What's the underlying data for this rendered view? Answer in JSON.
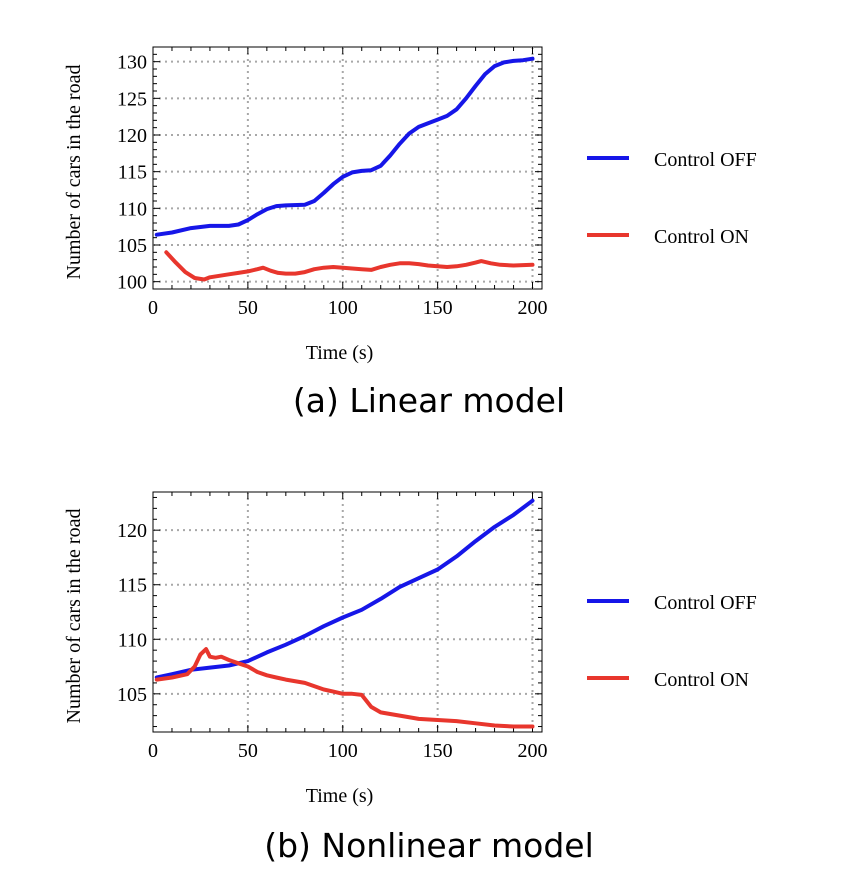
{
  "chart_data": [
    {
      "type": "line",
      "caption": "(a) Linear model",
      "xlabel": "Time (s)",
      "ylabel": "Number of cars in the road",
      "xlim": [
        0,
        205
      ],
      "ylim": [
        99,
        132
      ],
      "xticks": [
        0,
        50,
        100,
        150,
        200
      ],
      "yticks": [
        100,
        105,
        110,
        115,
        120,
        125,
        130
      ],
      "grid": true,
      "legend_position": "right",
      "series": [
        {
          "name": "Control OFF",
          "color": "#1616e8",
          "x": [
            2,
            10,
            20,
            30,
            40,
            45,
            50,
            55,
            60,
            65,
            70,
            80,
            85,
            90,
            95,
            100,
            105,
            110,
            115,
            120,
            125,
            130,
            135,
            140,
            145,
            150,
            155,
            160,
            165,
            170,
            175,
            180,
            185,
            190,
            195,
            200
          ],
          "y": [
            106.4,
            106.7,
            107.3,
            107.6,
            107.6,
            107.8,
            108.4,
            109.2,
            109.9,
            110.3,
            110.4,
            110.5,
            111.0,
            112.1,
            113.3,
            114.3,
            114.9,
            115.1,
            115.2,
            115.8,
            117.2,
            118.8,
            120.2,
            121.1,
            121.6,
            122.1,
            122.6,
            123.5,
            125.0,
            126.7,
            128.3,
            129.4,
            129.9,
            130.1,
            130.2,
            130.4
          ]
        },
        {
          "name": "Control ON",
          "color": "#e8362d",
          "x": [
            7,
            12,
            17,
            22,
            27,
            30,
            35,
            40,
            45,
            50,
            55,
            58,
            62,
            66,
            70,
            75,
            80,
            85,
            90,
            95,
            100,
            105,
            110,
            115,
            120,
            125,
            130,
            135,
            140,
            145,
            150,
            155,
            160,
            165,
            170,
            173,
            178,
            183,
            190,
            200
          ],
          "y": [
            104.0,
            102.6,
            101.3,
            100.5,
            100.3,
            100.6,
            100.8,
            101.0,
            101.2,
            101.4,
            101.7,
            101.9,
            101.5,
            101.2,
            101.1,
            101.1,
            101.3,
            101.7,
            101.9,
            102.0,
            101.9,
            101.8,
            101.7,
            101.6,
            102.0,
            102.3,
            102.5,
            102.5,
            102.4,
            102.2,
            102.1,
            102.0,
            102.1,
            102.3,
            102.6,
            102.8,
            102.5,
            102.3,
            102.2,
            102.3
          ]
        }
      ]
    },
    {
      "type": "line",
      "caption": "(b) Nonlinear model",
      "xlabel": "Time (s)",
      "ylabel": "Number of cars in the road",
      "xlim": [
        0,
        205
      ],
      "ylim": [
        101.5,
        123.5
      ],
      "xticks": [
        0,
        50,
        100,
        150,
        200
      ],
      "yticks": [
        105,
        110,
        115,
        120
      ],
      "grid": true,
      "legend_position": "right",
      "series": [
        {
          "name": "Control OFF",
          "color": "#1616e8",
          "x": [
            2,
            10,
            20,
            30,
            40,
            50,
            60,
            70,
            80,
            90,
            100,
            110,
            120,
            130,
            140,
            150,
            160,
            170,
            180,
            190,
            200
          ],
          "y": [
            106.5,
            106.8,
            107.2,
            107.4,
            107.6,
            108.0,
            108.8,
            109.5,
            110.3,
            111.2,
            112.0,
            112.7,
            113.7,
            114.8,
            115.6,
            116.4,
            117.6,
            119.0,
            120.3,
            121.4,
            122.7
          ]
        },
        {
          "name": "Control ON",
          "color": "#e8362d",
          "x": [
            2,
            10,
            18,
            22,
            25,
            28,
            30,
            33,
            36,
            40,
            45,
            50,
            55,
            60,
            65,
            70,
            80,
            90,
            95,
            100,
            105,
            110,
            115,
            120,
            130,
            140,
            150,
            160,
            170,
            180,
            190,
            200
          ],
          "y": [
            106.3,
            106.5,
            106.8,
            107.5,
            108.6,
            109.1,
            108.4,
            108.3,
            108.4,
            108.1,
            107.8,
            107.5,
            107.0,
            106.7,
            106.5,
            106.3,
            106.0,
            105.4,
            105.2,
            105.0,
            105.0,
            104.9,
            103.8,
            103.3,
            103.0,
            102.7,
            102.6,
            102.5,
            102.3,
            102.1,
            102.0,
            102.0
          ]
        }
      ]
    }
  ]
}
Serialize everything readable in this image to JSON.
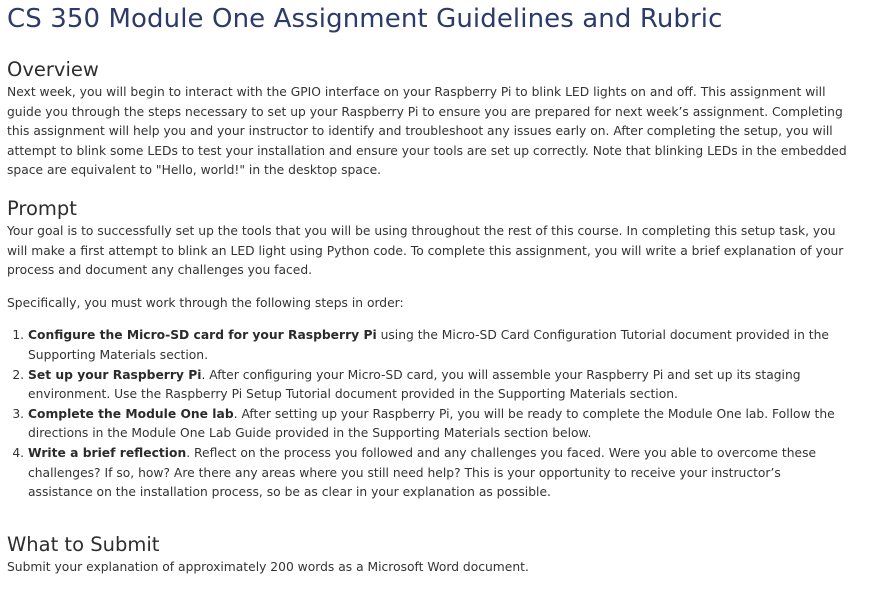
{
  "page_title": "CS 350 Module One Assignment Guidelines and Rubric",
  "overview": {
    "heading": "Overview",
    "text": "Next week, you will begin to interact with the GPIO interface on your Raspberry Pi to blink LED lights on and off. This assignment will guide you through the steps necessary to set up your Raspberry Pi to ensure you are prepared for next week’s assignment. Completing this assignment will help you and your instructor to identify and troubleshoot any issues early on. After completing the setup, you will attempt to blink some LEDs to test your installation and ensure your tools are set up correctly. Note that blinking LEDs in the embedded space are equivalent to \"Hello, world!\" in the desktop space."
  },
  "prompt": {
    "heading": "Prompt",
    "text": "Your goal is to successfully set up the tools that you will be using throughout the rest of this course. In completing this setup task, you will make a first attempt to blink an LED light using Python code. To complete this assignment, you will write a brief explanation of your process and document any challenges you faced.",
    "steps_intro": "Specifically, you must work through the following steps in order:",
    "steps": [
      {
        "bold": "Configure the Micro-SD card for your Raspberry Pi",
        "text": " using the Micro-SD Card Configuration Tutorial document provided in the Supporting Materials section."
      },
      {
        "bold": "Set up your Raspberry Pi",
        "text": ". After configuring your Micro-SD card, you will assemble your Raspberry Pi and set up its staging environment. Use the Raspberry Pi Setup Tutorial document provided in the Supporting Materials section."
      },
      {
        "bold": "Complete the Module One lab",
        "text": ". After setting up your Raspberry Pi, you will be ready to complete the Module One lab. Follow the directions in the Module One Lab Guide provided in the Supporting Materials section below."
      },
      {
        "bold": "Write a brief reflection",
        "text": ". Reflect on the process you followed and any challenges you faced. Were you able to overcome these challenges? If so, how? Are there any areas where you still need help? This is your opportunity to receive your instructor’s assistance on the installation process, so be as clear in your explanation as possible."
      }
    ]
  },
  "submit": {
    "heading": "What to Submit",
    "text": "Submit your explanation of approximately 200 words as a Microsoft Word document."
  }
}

------------------------------------------------

◆ **Task instructions**
Copy all of the entries verbatim, leaving out any pictures they contain.

◆ **Correct result**
What's the underlying data for this rendered view? Answer in JSON.
{
  "chart_data": [
    {
      "type": "line",
      "caption": "(a) Linear model",
      "xlabel": "Time (s)",
      "ylabel": "Number of cars in the road",
      "xlim": [
        0,
        205
      ],
      "ylim": [
        99,
        132
      ],
      "xticks": [
        0,
        50,
        100,
        150,
        200
      ],
      "yticks": [
        100,
        105,
        110,
        115,
        120,
        125,
        130
      ],
      "grid": true,
      "legend_position": "right",
      "series": [
        {
          "name": "Control OFF",
          "color": "#1616e8",
          "x": [
            2,
            10,
            20,
            30,
            40,
            45,
            50,
            55,
            60,
            65,
            70,
            80,
            85,
            90,
            95,
            100,
            105,
            110,
            115,
            120,
            125,
            130,
            135,
            140,
            145,
            150,
            155,
            160,
            165,
            170,
            175,
            180,
            185,
            190,
            195,
            200
          ],
          "y": [
            106.4,
            106.7,
            107.3,
            107.6,
            107.6,
            107.8,
            108.4,
            109.2,
            109.9,
            110.3,
            110.4,
            110.5,
            111.0,
            112.1,
            113.3,
            114.3,
            114.9,
            115.1,
            115.2,
            115.8,
            117.2,
            118.8,
            120.2,
            121.1,
            121.6,
            122.1,
            122.6,
            123.5,
            125.0,
            126.7,
            128.3,
            129.4,
            129.9,
            130.1,
            130.2,
            130.4
          ]
        },
        {
          "name": "Control ON",
          "color": "#e8362d",
          "x": [
            7,
            12,
            17,
            22,
            27,
            30,
            35,
            40,
            45,
            50,
            55,
            58,
            62,
            66,
            70,
            75,
            80,
            85,
            90,
            95,
            100,
            105,
            110,
            115,
            120,
            125,
            130,
            135,
            140,
            145,
            150,
            155,
            160,
            165,
            170,
            173,
            178,
            183,
            190,
            200
          ],
          "y": [
            104.0,
            102.6,
            101.3,
            100.5,
            100.3,
            100.6,
            100.8,
            101.0,
            101.2,
            101.4,
            101.7,
            101.9,
            101.5,
            101.2,
            101.1,
            101.1,
            101.3,
            101.7,
            101.9,
            102.0,
            101.9,
            101.8,
            101.7,
            101.6,
            102.0,
            102.3,
            102.5,
            102.5,
            102.4,
            102.2,
            102.1,
            102.0,
            102.1,
            102.3,
            102.6,
            102.8,
            102.5,
            102.3,
            102.2,
            102.3
          ]
        }
      ]
    },
    {
      "type": "line",
      "caption": "(b) Nonlinear model",
      "xlabel": "Time (s)",
      "ylabel": "Number of cars in the road",
      "xlim": [
        0,
        205
      ],
      "ylim": [
        101.5,
        123.5
      ],
      "xticks": [
        0,
        50,
        100,
        150,
        200
      ],
      "yticks": [
        105,
        110,
        115,
        120
      ],
      "grid": true,
      "legend_position": "right",
      "series": [
        {
          "name": "Control OFF",
          "color": "#1616e8",
          "x": [
            2,
            10,
            20,
            30,
            40,
            50,
            60,
            70,
            80,
            90,
            100,
            110,
            120,
            130,
            140,
            150,
            160,
            170,
            180,
            190,
            200
          ],
          "y": [
            106.5,
            106.8,
            107.2,
            107.4,
            107.6,
            108.0,
            108.8,
            109.5,
            110.3,
            111.2,
            112.0,
            112.7,
            113.7,
            114.8,
            115.6,
            116.4,
            117.6,
            119.0,
            120.3,
            121.4,
            122.7
          ]
        },
        {
          "name": "Control ON",
          "color": "#e8362d",
          "x": [
            2,
            10,
            18,
            22,
            25,
            28,
            30,
            33,
            36,
            40,
            45,
            50,
            55,
            60,
            65,
            70,
            80,
            90,
            95,
            100,
            105,
            110,
            115,
            120,
            130,
            140,
            150,
            160,
            170,
            180,
            190,
            200
          ],
          "y": [
            106.3,
            106.5,
            106.8,
            107.5,
            108.6,
            109.1,
            108.4,
            108.3,
            108.4,
            108.1,
            107.8,
            107.5,
            107.0,
            106.7,
            106.5,
            106.3,
            106.0,
            105.4,
            105.2,
            105.0,
            105.0,
            104.9,
            103.8,
            103.3,
            103.0,
            102.7,
            102.6,
            102.5,
            102.3,
            102.1,
            102.0,
            102.0
          ]
        }
      ]
    }
  ]
}
Serialize everything readable in this image to JSON.
{
  "page_title": "CS 350 Module One Assignment Guidelines and Rubric",
  "overview": {
    "heading": "Overview",
    "text": "Next week, you will begin to interact with the GPIO interface on your Raspberry Pi to blink LED lights on and off. This assignment will guide you through the steps necessary to set up your Raspberry Pi to ensure you are prepared for next week’s assignment. Completing this assignment will help you and your instructor to identify and troubleshoot any issues early on. After completing the setup, you will attempt to blink some LEDs to test your installation and ensure your tools are set up correctly. Note that blinking LEDs in the embedded space are equivalent to \"Hello, world!\" in the desktop space."
  },
  "prompt": {
    "heading": "Prompt",
    "text": "Your goal is to successfully set up the tools that you will be using throughout the rest of this course. In completing this setup task, you will make a first attempt to blink an LED light using Python code. To complete this assignment, you will write a brief explanation of your process and document any challenges you faced.",
    "steps_intro": "Specifically, you must work through the following steps in order:",
    "steps": [
      {
        "bold": "Configure the Micro-SD card for your Raspberry Pi",
        "text": " using the Micro-SD Card Configuration Tutorial document provided in the Supporting Materials section."
      },
      {
        "bold": "Set up your Raspberry Pi",
        "text": ". After configuring your Micro-SD card, you will assemble your Raspberry Pi and set up its staging environment. Use the Raspberry Pi Setup Tutorial document provided in the Supporting Materials section."
      },
      {
        "bold": "Complete the Module One lab",
        "text": ". After setting up your Raspberry Pi, you will be ready to complete the Module One lab. Follow the directions in the Module One Lab Guide provided in the Supporting Materials section below."
      },
      {
        "bold": "Write a brief reflection",
        "text": ". Reflect on the process you followed and any challenges you faced. Were you able to overcome these challenges? If so, how? Are there any areas where you still need help? This is your opportunity to receive your instructor’s assistance on the installation process, so be as clear in your explanation as possible."
      }
    ]
  },
  "submit": {
    "heading": "What to Submit",
    "text": "Submit your explanation of approximately 200 words as a Microsoft Word document."
  }
}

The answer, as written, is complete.